§ What the task asks:
Write out the data again exactly, skipping every picture.

§ Supplied data:
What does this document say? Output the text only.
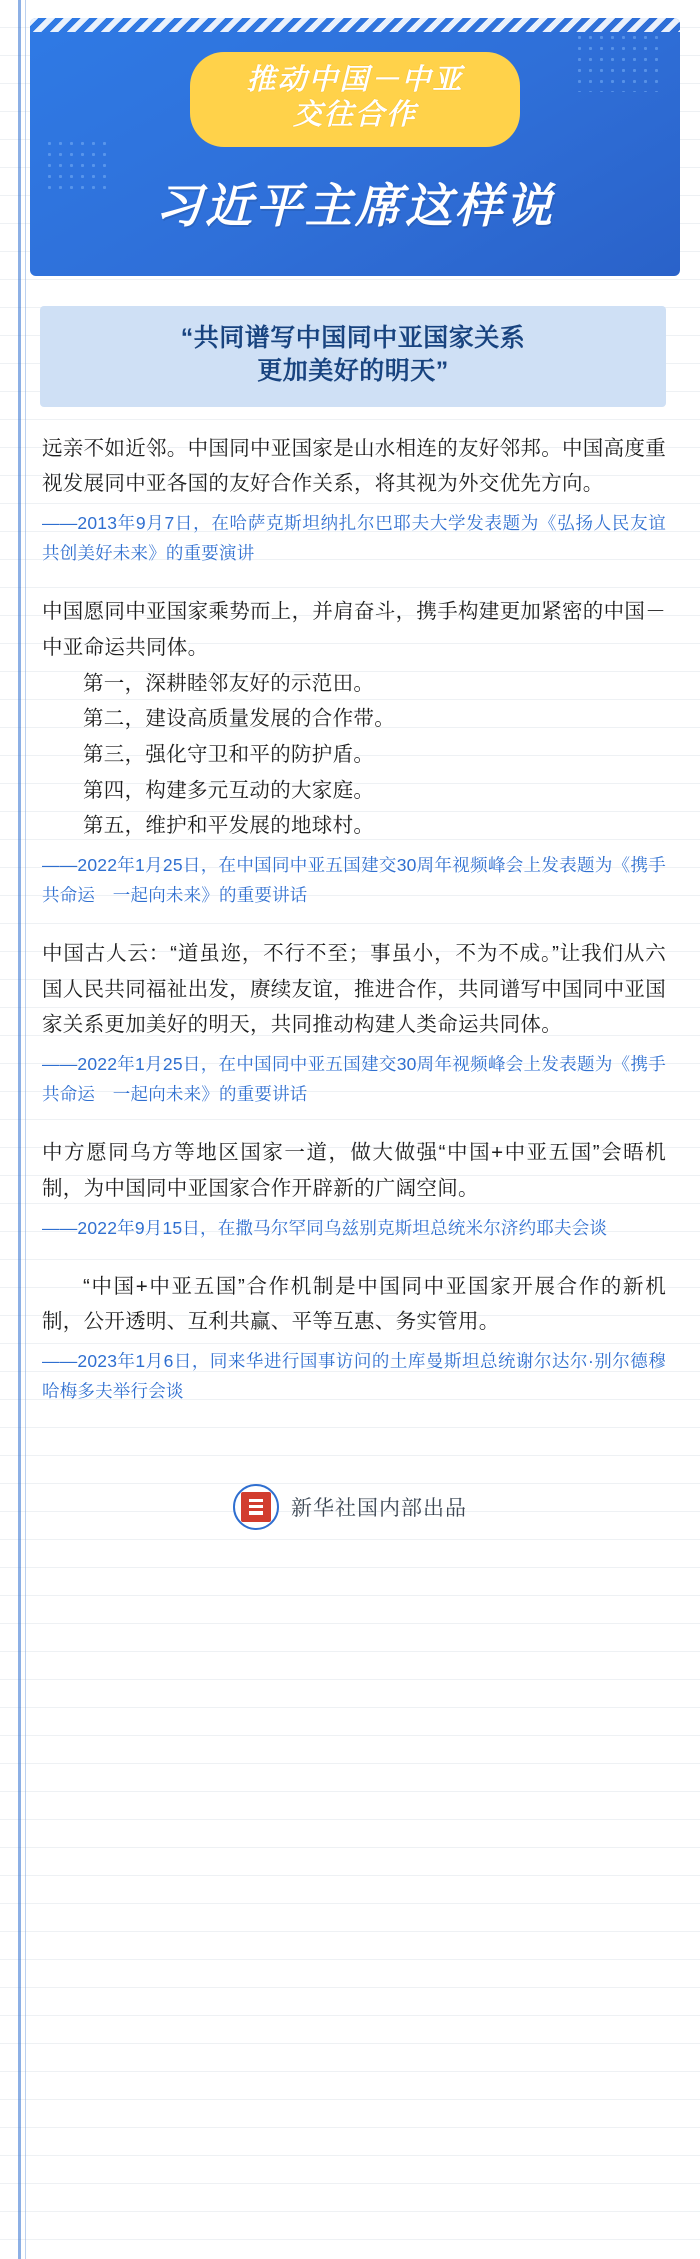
推动中国－中亚
交往合作
习近平主席这样说
“共同谱写中国同中亚国家关系
更加美好的明天”

远亲不如近邻。中国同中亚国家是山水相连的友好邻邦。中国高度重视发展同中亚各国的友好合作关系，将其视为外交优先方向。

——2013年9月7日，在哈萨克斯坦纳扎尔巴耶夫大学发表题为《弘扬人民友谊 共创美好未来》的重要演讲

中国愿同中亚国家乘势而上，并肩奋斗，携手构建更加紧密的中国－中亚命运共同体。

第一，深耕睦邻友好的示范田。
第二，建设高质量发展的合作带。
第三，强化守卫和平的防护盾。
第四，构建多元互动的大家庭。
第五，维护和平发展的地球村。
——2022年1月25日，在中国同中亚五国建交30周年视频峰会上发表题为《携手共命运　一起向未来》的重要讲话

中国古人云：“道虽迩，不行不至；事虽小，不为不成。”让我们从六国人民共同福祉出发，赓续友谊，推进合作，共同谱写中国同中亚国家关系更加美好的明天，共同推动构建人类命运共同体。

——2022年1月25日，在中国同中亚五国建交30周年视频峰会上发表题为《携手共命运　一起向未来》的重要讲话

中方愿同乌方等地区国家一道，做大做强“中国+中亚五国”会晤机制，为中国同中亚国家合作开辟新的广阔空间。

——2022年9月15日，在撒马尔罕同乌兹别克斯坦总统米尔济约耶夫会谈

“中国+中亚五国”合作机制是中国同中亚国家开展合作的新机制，公开透明、互利共赢、平等互惠、务实管用。

——2023年1月6日，同来华进行国事访问的土库曼斯坦总统谢尔达尔·别尔德穆哈梅多夫举行会谈
新华社国内部出品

§ Solution to this problem:
What does this document say? Output the text only.
推动中国－中亚
交往合作
习近平主席这样说
“共同谱写中国同中亚国家关系
更加美好的明天”

远亲不如近邻。中国同中亚国家是山水相连的友好邻邦。中国高度重视发展同中亚各国的友好合作关系，将其视为外交优先方向。

——2013年9月7日，在哈萨克斯坦纳扎尔巴耶夫大学发表题为《弘扬人民友谊 共创美好未来》的重要演讲

中国愿同中亚国家乘势而上，并肩奋斗，携手构建更加紧密的中国－中亚命运共同体。

第一，深耕睦邻友好的示范田。
第二，建设高质量发展的合作带。
第三，强化守卫和平的防护盾。
第四，构建多元互动的大家庭。
第五，维护和平发展的地球村。
——2022年1月25日，在中国同中亚五国建交30周年视频峰会上发表题为《携手共命运　一起向未来》的重要讲话

中国古人云：“道虽迩，不行不至；事虽小，不为不成。”让我们从六国人民共同福祉出发，赓续友谊，推进合作，共同谱写中国同中亚国家关系更加美好的明天，共同推动构建人类命运共同体。

——2022年1月25日，在中国同中亚五国建交30周年视频峰会上发表题为《携手共命运　一起向未来》的重要讲话

中方愿同乌方等地区国家一道，做大做强“中国+中亚五国”会晤机制，为中国同中亚国家合作开辟新的广阔空间。

——2022年9月15日，在撒马尔罕同乌兹别克斯坦总统米尔济约耶夫会谈

“中国+中亚五国”合作机制是中国同中亚国家开展合作的新机制，公开透明、互利共赢、平等互惠、务实管用。

——2023年1月6日，同来华进行国事访问的土库曼斯坦总统谢尔达尔·别尔德穆哈梅多夫举行会谈
新华社国内部出品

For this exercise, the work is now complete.